> **What is being asked**: Will you put every row below into a numbered list, leaving out blank lines?

========

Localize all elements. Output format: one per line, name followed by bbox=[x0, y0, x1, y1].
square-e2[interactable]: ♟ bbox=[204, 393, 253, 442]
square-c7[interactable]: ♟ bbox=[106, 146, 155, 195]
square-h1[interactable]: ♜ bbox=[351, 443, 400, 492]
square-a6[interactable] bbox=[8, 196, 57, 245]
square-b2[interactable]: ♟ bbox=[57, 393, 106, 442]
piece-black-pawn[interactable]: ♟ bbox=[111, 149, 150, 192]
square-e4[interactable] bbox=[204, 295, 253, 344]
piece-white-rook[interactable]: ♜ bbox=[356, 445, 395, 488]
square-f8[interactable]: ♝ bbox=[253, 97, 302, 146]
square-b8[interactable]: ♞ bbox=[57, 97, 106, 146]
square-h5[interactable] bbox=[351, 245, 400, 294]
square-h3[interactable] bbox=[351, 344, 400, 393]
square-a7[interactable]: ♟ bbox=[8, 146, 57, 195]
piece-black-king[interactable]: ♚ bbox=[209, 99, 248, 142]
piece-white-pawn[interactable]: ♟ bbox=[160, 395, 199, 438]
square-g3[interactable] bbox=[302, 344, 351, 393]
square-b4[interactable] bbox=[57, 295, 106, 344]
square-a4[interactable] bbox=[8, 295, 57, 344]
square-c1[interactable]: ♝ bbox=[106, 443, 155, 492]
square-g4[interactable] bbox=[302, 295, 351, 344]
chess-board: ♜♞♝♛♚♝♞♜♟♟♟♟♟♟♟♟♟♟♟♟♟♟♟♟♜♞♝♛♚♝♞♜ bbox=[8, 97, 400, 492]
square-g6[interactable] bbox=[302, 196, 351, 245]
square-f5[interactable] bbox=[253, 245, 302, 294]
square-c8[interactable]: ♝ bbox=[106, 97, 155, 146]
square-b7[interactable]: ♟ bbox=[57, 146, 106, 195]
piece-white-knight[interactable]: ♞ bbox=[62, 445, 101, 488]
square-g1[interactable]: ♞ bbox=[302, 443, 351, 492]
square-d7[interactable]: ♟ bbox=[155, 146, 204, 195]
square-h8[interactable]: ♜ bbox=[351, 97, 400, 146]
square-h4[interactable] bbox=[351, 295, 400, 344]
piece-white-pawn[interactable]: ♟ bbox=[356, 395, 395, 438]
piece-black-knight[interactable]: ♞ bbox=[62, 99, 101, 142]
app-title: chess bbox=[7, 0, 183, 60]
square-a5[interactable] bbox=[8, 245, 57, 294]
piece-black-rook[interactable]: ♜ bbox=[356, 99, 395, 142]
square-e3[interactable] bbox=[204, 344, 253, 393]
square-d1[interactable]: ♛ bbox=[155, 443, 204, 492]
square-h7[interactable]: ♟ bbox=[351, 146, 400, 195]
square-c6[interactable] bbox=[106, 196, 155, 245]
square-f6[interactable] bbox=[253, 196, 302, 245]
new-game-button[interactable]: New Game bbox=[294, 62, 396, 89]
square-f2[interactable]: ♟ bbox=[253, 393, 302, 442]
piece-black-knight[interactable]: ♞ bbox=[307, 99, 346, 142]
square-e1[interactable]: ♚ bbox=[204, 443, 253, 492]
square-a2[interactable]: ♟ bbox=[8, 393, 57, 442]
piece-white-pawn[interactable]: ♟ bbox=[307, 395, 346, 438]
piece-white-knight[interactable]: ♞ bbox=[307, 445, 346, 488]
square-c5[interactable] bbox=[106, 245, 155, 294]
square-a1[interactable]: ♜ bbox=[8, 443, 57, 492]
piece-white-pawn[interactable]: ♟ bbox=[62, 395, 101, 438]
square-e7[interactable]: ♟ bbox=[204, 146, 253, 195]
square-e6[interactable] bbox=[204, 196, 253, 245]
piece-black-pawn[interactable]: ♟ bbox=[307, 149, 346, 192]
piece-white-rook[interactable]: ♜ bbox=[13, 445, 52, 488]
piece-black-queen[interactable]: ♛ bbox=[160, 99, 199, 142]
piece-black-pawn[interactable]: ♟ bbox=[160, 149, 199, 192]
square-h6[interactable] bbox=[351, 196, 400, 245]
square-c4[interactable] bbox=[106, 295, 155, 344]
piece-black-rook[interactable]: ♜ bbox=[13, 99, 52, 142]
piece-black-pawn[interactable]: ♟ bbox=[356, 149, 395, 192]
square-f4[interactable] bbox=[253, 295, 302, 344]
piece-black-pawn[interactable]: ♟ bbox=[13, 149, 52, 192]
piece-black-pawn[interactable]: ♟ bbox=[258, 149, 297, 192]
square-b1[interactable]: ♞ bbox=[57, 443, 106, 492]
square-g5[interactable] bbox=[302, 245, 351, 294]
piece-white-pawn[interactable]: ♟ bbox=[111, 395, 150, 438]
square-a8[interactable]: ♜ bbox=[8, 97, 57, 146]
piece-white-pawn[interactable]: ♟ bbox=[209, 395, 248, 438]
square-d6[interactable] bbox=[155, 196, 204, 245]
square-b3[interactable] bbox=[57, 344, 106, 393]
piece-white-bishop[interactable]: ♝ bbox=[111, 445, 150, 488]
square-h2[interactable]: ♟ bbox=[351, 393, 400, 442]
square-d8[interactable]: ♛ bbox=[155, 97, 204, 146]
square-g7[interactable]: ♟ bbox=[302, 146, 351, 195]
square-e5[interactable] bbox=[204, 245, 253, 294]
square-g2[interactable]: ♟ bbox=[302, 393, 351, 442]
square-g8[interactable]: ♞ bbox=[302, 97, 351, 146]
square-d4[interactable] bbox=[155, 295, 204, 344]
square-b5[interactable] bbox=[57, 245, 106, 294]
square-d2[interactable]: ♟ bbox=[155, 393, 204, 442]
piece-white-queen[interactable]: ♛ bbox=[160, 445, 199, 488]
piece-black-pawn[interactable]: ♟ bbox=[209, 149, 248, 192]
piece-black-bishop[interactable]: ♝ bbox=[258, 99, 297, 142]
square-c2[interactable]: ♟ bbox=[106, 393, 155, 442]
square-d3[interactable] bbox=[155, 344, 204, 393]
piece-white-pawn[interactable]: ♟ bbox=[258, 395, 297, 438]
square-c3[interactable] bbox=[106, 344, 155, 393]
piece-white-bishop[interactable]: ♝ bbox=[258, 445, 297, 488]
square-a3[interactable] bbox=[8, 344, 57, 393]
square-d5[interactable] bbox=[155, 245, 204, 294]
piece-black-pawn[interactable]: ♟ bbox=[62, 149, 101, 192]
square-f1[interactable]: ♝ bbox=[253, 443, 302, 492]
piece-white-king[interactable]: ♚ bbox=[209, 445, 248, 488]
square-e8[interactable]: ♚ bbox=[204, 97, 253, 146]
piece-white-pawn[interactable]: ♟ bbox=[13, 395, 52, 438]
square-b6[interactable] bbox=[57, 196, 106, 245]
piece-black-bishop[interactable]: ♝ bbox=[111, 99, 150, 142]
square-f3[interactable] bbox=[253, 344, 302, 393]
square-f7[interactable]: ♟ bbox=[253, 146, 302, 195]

========

> **Output for this exercise**:
1. Localize all elements. Output format: one per line, name followed by bbox=[x0, y0, x1, y1].
2. square-e2[interactable]: ♟ bbox=[204, 393, 253, 442]
3. square-c7[interactable]: ♟ bbox=[106, 146, 155, 195]
4. square-h1[interactable]: ♜ bbox=[351, 443, 400, 492]
5. square-a6[interactable] bbox=[8, 196, 57, 245]
6. square-b2[interactable]: ♟ bbox=[57, 393, 106, 442]
7. piece-black-pawn[interactable]: ♟ bbox=[111, 149, 150, 192]
8. square-e4[interactable] bbox=[204, 295, 253, 344]
9. piece-white-rook[interactable]: ♜ bbox=[356, 445, 395, 488]
10. square-f8[interactable]: ♝ bbox=[253, 97, 302, 146]
11. square-b8[interactable]: ♞ bbox=[57, 97, 106, 146]
12. square-h5[interactable] bbox=[351, 245, 400, 294]
13. square-h3[interactable] bbox=[351, 344, 400, 393]
14. square-a7[interactable]: ♟ bbox=[8, 146, 57, 195]
15. piece-black-king[interactable]: ♚ bbox=[209, 99, 248, 142]
16. piece-white-pawn[interactable]: ♟ bbox=[160, 395, 199, 438]
17. square-g3[interactable] bbox=[302, 344, 351, 393]
18. square-b4[interactable] bbox=[57, 295, 106, 344]
19. square-a4[interactable] bbox=[8, 295, 57, 344]
20. square-c1[interactable]: ♝ bbox=[106, 443, 155, 492]
21. square-g4[interactable] bbox=[302, 295, 351, 344]
22. chess-board: ♜♞♝♛♚♝♞♜♟♟♟♟♟♟♟♟♟♟♟♟♟♟♟♟♜♞♝♛♚♝♞♜ bbox=[8, 97, 400, 492]
23. square-g6[interactable] bbox=[302, 196, 351, 245]
24. square-f5[interactable] bbox=[253, 245, 302, 294]
25. square-c8[interactable]: ♝ bbox=[106, 97, 155, 146]
26. square-b7[interactable]: ♟ bbox=[57, 146, 106, 195]
27. piece-white-knight[interactable]: ♞ bbox=[62, 445, 101, 488]
28. square-g1[interactable]: ♞ bbox=[302, 443, 351, 492]
29. square-d7[interactable]: ♟ bbox=[155, 146, 204, 195]
30. square-h8[interactable]: ♜ bbox=[351, 97, 400, 146]
31. square-h4[interactable] bbox=[351, 295, 400, 344]
32. piece-white-pawn[interactable]: ♟ bbox=[356, 395, 395, 438]
33. piece-black-knight[interactable]: ♞ bbox=[62, 99, 101, 142]
34. app-title: chess bbox=[7, 0, 183, 60]
35. square-a5[interactable] bbox=[8, 245, 57, 294]
36. piece-black-rook[interactable]: ♜ bbox=[356, 99, 395, 142]
37. square-e3[interactable] bbox=[204, 344, 253, 393]
38. square-d1[interactable]: ♛ bbox=[155, 443, 204, 492]
39. square-h7[interactable]: ♟ bbox=[351, 146, 400, 195]
40. square-c6[interactable] bbox=[106, 196, 155, 245]
41. square-f6[interactable] bbox=[253, 196, 302, 245]
42. new-game-button[interactable]: New Game bbox=[294, 62, 396, 89]
43. square-f2[interactable]: ♟ bbox=[253, 393, 302, 442]
44. piece-black-knight[interactable]: ♞ bbox=[307, 99, 346, 142]
45. square-e1[interactable]: ♚ bbox=[204, 443, 253, 492]
46. square-a2[interactable]: ♟ bbox=[8, 393, 57, 442]
47. piece-white-pawn[interactable]: ♟ bbox=[307, 395, 346, 438]
48. piece-white-knight[interactable]: ♞ bbox=[307, 445, 346, 488]
49. square-c5[interactable] bbox=[106, 245, 155, 294]
50. square-a1[interactable]: ♜ bbox=[8, 443, 57, 492]
51. piece-white-pawn[interactable]: ♟ bbox=[62, 395, 101, 438]
52. square-e7[interactable]: ♟ bbox=[204, 146, 253, 195]
53. square-e6[interactable] bbox=[204, 196, 253, 245]
54. piece-black-pawn[interactable]: ♟ bbox=[307, 149, 346, 192]
55. piece-white-rook[interactable]: ♜ bbox=[13, 445, 52, 488]
56. piece-black-queen[interactable]: ♛ bbox=[160, 99, 199, 142]
57. piece-black-pawn[interactable]: ♟ bbox=[160, 149, 199, 192]
58. square-h6[interactable] bbox=[351, 196, 400, 245]
59. square-c4[interactable] bbox=[106, 295, 155, 344]
60. piece-black-rook[interactable]: ♜ bbox=[13, 99, 52, 142]
61. piece-black-pawn[interactable]: ♟ bbox=[356, 149, 395, 192]
62. square-f4[interactable] bbox=[253, 295, 302, 344]
63. piece-black-pawn[interactable]: ♟ bbox=[13, 149, 52, 192]
64. piece-black-pawn[interactable]: ♟ bbox=[258, 149, 297, 192]
65. square-b1[interactable]: ♞ bbox=[57, 443, 106, 492]
66. square-g5[interactable] bbox=[302, 245, 351, 294]
67. piece-white-pawn[interactable]: ♟ bbox=[111, 395, 150, 438]
68. square-a8[interactable]: ♜ bbox=[8, 97, 57, 146]
69. piece-white-pawn[interactable]: ♟ bbox=[209, 395, 248, 438]
70. square-d6[interactable] bbox=[155, 196, 204, 245]
71. square-b3[interactable] bbox=[57, 344, 106, 393]
72. piece-white-bishop[interactable]: ♝ bbox=[111, 445, 150, 488]
73. square-h2[interactable]: ♟ bbox=[351, 393, 400, 442]
74. square-d8[interactable]: ♛ bbox=[155, 97, 204, 146]
75. square-g7[interactable]: ♟ bbox=[302, 146, 351, 195]
76. square-e5[interactable] bbox=[204, 245, 253, 294]
77. square-g2[interactable]: ♟ bbox=[302, 393, 351, 442]
78. square-g8[interactable]: ♞ bbox=[302, 97, 351, 146]
79. square-d4[interactable] bbox=[155, 295, 204, 344]
80. square-b5[interactable] bbox=[57, 245, 106, 294]
81. square-d2[interactable]: ♟ bbox=[155, 393, 204, 442]
82. piece-white-queen[interactable]: ♛ bbox=[160, 445, 199, 488]
83. piece-black-pawn[interactable]: ♟ bbox=[209, 149, 248, 192]
84. piece-black-bishop[interactable]: ♝ bbox=[258, 99, 297, 142]
85. square-c2[interactable]: ♟ bbox=[106, 393, 155, 442]
86. square-d3[interactable] bbox=[155, 344, 204, 393]
87. piece-white-pawn[interactable]: ♟ bbox=[258, 395, 297, 438]
88. square-c3[interactable] bbox=[106, 344, 155, 393]
89. piece-white-bishop[interactable]: ♝ bbox=[258, 445, 297, 488]
90. square-a3[interactable] bbox=[8, 344, 57, 393]
91. square-d5[interactable] bbox=[155, 245, 204, 294]
92. piece-black-pawn[interactable]: ♟ bbox=[62, 149, 101, 192]
93. square-f1[interactable]: ♝ bbox=[253, 443, 302, 492]
94. piece-white-king[interactable]: ♚ bbox=[209, 445, 248, 488]
95. square-e8[interactable]: ♚ bbox=[204, 97, 253, 146]
96. piece-white-pawn[interactable]: ♟ bbox=[13, 395, 52, 438]
97. square-b6[interactable] bbox=[57, 196, 106, 245]
98. piece-black-bishop[interactable]: ♝ bbox=[111, 99, 150, 142]
99. square-f3[interactable] bbox=[253, 344, 302, 393]
100. square-f7[interactable]: ♟ bbox=[253, 146, 302, 195]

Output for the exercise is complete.